◆ **What is asked**
Your task is to transcribe the data in full.

◆ **The input**
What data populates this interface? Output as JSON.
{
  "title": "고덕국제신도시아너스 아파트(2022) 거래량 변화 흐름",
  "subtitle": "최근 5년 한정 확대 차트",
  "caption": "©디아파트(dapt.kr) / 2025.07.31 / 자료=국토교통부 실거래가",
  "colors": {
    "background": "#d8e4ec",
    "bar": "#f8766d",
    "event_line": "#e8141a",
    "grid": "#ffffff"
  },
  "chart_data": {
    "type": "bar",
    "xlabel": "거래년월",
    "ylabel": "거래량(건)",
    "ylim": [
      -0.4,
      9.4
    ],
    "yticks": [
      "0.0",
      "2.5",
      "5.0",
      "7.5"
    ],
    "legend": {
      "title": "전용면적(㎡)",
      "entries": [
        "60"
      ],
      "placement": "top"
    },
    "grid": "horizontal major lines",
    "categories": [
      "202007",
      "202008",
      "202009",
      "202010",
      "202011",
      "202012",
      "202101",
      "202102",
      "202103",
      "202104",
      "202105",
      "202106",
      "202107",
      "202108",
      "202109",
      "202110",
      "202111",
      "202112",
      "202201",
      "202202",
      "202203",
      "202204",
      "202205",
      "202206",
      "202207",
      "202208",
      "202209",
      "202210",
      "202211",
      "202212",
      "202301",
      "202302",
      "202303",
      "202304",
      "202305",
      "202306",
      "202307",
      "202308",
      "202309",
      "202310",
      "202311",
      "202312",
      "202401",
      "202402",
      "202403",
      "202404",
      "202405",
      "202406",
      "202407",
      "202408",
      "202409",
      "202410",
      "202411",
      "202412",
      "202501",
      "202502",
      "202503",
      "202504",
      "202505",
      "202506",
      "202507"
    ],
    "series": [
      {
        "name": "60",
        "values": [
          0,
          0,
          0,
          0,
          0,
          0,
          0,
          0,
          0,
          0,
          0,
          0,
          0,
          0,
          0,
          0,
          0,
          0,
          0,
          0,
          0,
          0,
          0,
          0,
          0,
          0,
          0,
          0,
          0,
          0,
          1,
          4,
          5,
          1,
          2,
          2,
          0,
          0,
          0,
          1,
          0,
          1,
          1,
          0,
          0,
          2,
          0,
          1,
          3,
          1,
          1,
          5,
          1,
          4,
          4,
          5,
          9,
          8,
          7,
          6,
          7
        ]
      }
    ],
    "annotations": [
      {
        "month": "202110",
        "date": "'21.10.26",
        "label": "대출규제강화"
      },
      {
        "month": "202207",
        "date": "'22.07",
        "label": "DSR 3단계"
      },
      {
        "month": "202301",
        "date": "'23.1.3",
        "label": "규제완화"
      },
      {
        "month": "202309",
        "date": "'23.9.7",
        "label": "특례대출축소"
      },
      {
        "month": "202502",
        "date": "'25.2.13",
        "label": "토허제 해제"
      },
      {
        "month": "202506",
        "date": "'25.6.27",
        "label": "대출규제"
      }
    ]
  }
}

◆ **Task result**
What data populates this interface? Output as JSON.
{
  "title": "고덕국제신도시아너스 아파트(2022) 거래량 변화 흐름",
  "subtitle": "최근 5년 한정 확대 차트",
  "caption": "©디아파트(dapt.kr) / 2025.07.31 / 자료=국토교통부 실거래가",
  "colors": {
    "background": "#d8e4ec",
    "bar": "#f8766d",
    "event_line": "#e8141a",
    "grid": "#ffffff"
  },
  "chart_data": {
    "type": "bar",
    "xlabel": "거래년월",
    "ylabel": "거래량(건)",
    "ylim": [
      -0.4,
      9.4
    ],
    "yticks": [
      "0.0",
      "2.5",
      "5.0",
      "7.5"
    ],
    "legend": {
      "title": "전용면적(㎡)",
      "entries": [
        "60"
      ],
      "placement": "top"
    },
    "grid": "horizontal major lines",
    "categories": [
      "202007",
      "202008",
      "202009",
      "202010",
      "202011",
      "202012",
      "202101",
      "202102",
      "202103",
      "202104",
      "202105",
      "202106",
      "202107",
      "202108",
      "202109",
      "202110",
      "202111",
      "202112",
      "202201",
      "202202",
      "202203",
      "202204",
      "202205",
      "202206",
      "202207",
      "202208",
      "202209",
      "202210",
      "202211",
      "202212",
      "202301",
      "202302",
      "202303",
      "202304",
      "202305",
      "202306",
      "202307",
      "202308",
      "202309",
      "202310",
      "202311",
      "202312",
      "202401",
      "202402",
      "202403",
      "202404",
      "202405",
      "202406",
      "202407",
      "202408",
      "202409",
      "202410",
      "202411",
      "202412",
      "202501",
      "202502",
      "202503",
      "202504",
      "202505",
      "202506",
      "202507"
    ],
    "series": [
      {
        "name": "60",
        "values": [
          0,
          0,
          0,
          0,
          0,
          0,
          0,
          0,
          0,
          0,
          0,
          0,
          0,
          0,
          0,
          0,
          0,
          0,
          0,
          0,
          0,
          0,
          0,
          0,
          0,
          0,
          0,
          0,
          0,
          0,
          1,
          4,
          5,
          1,
          2,
          2,
          0,
          0,
          0,
          1,
          0,
          1,
          1,
          0,
          0,
          2,
          0,
          1,
          3,
          1,
          1,
          5,
          1,
          4,
          4,
          5,
          9,
          8,
          7,
          6,
          7
        ]
      }
    ],
    "annotations": [
      {
        "month": "202110",
        "date": "'21.10.26",
        "label": "대출규제강화"
      },
      {
        "month": "202207",
        "date": "'22.07",
        "label": "DSR 3단계"
      },
      {
        "month": "202301",
        "date": "'23.1.3",
        "label": "규제완화"
      },
      {
        "month": "202309",
        "date": "'23.9.7",
        "label": "특례대출축소"
      },
      {
        "month": "202502",
        "date": "'25.2.13",
        "label": "토허제 해제"
      },
      {
        "month": "202506",
        "date": "'25.6.27",
        "label": "대출규제"
      }
    ]
  }
}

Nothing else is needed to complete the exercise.